=== GIVEN EXERCISE 1 ===
List every defined term that the statement on the Vertex offer for Pagero below introduces in quotation marks inside parentheses.
=== GIVEN EXERCISE 2 ===
Extract the passage of the statement on the Vertex offer for Pagero below from "Vertex has stated" to "offer is announced.".

Background
This statement is made by the independent bid committee1 (the “Bid Committee”) of the Board of Directors of Pagero Group AB (publ) ("Pagero" or the "Company") pursuant to section II.19 of the Takeover rules for certain trading platforms (the "Takeover Rules").
Vertex Inc., through the wholly-owned subsidiary Goldcup 34190 AB ("Vertex") has today, through a press release, announced a public offer to the shareholders of Pagero to acquire all outstanding shares in Pagero (the "Offer"). Vertex offers the shareholders in Pagero a cash consideration of SEK 36 for each share in Pagero (the "Offer Price").
The total value of the Offer, based on all outstanding 161,167,486 shares in Pagero, amounts to approximately SEK 5.8 billion and the Offer Price represents a premium of:
- 71.4 per cent compared to the closing price of the Pagero share on Nasdaq First North Growth Market on 12 December 2023 (which was the last trading day prior to the announcement of the Offer) of SEK 21.0,
- 77.1 per cent compared to the volume-weighted average price of the Pagero share on Nasdaq First North Growth Market during the latest 30 trading days up to and including 12 December 2023 of SEK 20.3, and
- 97.9 per cent compared to the volume-weighted average price of the Pagero share on Nasdaq First North Growth Market during the latest 90 trading days up to and including 12 December 2023 of SEK 18.2.
Vertex has stated that it will neither increase the Offer Price nor purchase any Pagero shares at a price exceeding the Offer Price during the Offer or following the completion of the Offer, provided, however, that this statement shall not apply if a competing offer is announced.

=== DATA RECORDS ===
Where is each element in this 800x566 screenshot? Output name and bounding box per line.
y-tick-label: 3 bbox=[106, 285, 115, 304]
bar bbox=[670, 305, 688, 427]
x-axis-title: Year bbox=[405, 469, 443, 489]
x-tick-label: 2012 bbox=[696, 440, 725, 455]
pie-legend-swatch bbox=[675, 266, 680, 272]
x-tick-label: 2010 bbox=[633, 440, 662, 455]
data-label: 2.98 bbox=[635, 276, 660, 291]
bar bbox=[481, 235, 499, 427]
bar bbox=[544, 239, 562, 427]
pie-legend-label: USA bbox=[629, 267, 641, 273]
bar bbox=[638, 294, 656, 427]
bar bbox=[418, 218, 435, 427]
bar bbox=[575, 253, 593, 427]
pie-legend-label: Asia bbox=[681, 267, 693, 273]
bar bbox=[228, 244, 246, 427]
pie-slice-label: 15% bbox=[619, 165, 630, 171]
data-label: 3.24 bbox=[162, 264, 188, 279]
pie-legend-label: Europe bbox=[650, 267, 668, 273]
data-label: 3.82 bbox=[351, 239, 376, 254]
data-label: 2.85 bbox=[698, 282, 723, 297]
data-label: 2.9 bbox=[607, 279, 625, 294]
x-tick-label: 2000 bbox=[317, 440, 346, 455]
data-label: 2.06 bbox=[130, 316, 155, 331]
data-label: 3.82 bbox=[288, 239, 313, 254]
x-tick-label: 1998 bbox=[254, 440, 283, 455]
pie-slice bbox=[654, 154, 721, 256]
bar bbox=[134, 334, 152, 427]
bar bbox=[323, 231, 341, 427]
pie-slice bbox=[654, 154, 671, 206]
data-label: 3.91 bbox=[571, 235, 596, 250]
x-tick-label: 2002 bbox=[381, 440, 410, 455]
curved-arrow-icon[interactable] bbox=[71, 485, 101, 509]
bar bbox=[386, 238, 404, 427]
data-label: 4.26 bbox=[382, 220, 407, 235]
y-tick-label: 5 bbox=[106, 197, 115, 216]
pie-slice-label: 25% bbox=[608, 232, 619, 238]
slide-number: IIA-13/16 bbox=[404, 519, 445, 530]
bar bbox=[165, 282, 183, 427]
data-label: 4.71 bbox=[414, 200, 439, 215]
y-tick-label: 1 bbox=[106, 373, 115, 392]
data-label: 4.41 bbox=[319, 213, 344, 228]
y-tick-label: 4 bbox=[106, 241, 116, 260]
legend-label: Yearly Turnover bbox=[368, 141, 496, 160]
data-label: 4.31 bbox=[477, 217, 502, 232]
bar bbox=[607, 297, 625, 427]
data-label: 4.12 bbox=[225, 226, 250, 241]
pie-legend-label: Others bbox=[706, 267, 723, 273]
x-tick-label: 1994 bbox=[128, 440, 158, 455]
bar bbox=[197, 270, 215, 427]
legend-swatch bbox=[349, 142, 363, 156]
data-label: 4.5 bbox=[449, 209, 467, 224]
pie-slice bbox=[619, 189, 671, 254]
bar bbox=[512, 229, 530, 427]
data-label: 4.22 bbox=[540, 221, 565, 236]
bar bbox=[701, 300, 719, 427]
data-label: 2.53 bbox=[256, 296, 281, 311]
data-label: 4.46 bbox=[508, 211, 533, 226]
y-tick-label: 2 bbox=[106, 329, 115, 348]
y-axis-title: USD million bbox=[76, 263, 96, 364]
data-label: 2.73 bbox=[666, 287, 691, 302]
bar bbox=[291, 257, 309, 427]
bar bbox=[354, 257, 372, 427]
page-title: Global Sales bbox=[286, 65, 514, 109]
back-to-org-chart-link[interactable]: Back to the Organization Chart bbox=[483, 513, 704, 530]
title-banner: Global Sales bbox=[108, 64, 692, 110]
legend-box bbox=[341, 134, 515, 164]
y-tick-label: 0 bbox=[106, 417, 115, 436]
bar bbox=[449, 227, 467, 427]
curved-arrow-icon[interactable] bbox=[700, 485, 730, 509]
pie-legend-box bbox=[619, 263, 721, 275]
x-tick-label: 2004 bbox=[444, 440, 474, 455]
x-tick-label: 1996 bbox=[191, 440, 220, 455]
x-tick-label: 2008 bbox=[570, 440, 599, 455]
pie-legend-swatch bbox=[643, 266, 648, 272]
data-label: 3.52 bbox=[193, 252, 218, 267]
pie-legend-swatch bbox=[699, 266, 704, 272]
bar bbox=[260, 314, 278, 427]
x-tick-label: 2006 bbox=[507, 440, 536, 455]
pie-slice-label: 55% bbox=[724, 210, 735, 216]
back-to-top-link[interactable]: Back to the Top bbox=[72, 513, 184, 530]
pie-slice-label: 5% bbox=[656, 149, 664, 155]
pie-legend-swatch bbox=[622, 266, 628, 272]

=== RESULT 1 ===
Bid Committee, Pagero, Company, Takeover Rules, Vertex, Offer, Offer Price

=== RESULT 2 ===
Vertex has stated that it will neither increase the Offer Price nor purchase any Pagero shares at a price exceeding the Offer Price during the Offer or following the completion of the Offer, provided, however, that this statement shall not apply if a competing offer is announced.